_Data listing_
━━━━

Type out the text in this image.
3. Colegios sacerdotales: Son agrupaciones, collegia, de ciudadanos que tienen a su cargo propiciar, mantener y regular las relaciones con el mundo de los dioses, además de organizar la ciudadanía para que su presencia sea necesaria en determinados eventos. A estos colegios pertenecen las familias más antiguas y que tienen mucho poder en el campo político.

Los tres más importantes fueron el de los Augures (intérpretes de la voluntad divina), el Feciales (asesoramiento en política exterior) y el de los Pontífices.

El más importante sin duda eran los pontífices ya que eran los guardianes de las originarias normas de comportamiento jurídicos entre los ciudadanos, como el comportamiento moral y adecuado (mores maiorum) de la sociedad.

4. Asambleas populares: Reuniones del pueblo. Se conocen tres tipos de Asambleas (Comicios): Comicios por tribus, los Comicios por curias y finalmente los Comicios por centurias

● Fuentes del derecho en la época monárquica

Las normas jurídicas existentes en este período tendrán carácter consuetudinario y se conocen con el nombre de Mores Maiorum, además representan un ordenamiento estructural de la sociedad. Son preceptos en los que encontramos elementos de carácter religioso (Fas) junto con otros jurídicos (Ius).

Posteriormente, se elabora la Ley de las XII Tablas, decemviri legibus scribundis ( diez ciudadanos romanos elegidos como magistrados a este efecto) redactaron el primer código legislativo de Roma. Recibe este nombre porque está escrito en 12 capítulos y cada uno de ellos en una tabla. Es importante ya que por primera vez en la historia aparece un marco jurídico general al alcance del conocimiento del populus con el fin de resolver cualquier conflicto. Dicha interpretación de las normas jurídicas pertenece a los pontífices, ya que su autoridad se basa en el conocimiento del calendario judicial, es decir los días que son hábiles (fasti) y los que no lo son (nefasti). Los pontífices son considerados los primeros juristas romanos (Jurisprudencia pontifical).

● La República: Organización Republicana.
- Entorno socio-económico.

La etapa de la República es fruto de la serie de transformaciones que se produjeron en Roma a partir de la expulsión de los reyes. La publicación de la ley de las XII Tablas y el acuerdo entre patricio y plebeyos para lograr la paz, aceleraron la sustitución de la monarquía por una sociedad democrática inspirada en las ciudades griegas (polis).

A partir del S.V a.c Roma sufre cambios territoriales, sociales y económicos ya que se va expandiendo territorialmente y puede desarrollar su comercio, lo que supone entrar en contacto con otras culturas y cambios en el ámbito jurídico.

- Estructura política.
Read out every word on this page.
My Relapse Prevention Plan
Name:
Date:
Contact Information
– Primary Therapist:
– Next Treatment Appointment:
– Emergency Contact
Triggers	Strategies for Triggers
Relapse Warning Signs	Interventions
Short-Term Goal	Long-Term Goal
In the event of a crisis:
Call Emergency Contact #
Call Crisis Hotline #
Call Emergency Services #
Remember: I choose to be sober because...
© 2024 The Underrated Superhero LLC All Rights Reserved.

━━━━

_Challenge_
Return each line of the data that contains the string "Relapse".

_Response below_
My Relapse Prevention Plan
Relapse Warning Signs	Interventions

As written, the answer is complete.